● **Record set**:

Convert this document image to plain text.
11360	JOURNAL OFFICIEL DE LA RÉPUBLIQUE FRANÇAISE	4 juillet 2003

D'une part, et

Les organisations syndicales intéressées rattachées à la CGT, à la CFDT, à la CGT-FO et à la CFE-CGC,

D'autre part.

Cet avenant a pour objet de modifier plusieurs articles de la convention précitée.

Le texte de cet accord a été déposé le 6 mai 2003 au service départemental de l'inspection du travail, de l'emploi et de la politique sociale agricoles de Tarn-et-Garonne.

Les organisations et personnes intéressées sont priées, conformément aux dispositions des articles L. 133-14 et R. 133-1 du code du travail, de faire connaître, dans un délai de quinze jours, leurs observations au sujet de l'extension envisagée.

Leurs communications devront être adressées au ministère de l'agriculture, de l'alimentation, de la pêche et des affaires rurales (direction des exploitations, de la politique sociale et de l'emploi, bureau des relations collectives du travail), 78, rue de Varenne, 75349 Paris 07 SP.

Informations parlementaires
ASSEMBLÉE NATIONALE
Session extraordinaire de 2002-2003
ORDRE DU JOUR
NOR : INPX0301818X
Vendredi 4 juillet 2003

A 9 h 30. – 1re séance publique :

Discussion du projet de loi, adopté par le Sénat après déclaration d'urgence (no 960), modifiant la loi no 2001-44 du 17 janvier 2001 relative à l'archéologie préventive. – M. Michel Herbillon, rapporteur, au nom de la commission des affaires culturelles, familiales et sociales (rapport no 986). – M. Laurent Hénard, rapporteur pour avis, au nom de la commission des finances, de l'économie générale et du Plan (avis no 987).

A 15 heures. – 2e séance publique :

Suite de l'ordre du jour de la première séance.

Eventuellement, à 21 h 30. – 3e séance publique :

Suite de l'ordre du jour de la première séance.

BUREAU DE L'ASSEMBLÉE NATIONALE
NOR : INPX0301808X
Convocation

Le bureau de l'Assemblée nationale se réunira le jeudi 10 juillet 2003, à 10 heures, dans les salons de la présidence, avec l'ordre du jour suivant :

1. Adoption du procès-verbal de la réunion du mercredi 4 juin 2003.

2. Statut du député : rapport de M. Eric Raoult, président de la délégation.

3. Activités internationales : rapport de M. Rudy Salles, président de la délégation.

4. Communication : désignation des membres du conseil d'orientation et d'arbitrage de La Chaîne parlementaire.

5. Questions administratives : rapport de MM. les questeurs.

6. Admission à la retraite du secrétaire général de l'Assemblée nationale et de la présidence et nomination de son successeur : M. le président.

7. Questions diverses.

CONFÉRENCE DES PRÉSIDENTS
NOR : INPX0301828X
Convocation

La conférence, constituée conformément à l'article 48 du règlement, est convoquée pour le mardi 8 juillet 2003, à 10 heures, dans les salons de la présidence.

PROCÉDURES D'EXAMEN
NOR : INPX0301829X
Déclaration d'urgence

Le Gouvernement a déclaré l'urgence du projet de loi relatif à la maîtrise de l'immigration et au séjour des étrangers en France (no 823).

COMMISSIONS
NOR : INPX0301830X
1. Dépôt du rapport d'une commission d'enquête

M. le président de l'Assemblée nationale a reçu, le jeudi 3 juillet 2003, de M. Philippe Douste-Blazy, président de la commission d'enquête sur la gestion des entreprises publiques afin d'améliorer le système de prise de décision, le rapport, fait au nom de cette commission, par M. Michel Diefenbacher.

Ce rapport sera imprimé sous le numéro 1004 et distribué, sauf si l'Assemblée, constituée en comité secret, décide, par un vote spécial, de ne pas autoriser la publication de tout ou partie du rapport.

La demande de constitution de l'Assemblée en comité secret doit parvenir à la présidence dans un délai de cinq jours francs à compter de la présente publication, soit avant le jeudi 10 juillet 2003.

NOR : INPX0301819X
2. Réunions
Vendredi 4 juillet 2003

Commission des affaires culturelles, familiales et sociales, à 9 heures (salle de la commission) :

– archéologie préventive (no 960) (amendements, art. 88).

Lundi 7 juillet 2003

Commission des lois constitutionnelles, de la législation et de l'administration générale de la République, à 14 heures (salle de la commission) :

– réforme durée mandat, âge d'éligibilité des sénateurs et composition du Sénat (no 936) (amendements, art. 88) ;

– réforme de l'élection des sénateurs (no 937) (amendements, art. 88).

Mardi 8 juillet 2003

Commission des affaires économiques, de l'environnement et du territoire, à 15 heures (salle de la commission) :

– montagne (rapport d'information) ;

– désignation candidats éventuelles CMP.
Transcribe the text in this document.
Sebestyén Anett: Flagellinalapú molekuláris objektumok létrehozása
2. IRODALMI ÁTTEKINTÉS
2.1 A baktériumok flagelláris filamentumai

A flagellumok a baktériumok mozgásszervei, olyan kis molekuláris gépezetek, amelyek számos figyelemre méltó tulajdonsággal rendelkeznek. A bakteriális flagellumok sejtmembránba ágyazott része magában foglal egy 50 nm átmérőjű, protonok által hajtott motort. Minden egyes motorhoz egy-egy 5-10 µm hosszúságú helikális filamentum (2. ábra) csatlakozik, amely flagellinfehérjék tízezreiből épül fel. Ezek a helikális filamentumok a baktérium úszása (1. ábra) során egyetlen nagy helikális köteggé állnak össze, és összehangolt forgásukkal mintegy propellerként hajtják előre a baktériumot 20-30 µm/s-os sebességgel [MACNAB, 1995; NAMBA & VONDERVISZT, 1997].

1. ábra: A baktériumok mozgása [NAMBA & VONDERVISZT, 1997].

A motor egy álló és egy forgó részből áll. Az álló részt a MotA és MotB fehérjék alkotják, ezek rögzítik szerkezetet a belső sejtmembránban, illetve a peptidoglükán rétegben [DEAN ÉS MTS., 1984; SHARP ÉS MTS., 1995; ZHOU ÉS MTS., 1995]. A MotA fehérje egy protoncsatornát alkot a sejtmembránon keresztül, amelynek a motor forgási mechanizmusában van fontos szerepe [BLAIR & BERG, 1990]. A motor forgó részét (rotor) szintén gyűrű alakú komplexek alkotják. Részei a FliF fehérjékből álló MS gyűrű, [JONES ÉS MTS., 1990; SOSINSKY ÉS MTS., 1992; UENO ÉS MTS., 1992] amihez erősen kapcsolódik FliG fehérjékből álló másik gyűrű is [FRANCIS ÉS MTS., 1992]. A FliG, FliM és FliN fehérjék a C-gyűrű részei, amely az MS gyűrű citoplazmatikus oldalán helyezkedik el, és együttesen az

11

● **Exercise description**: Look through the entries and find each line that has the string "pour". Copy those lines.

● **Solution to this task**:
Cet avenant a pour objet de modifier plusieurs articles de la convention précitée.
Discussion du projet de loi, adopté par le Sénat après déclaration d'urgence (no 960), modifiant la loi no 2001-44 du 17 janvier 2001 relative à l'archéologie préventive. – M. Michel Herbillon, rapporteur, au nom de la commission des affaires culturelles, familiales et sociales (rapport no 986). – M. Laurent Hénard, rapporteur pour avis, au nom de la commission des finances, de l'économie générale et du Plan (avis no 987).
La conférence, constituée conformément à l'article 48 du règlement, est convoquée pour le mardi 8 juillet 2003, à 10 heures, dans les salons de la présidence.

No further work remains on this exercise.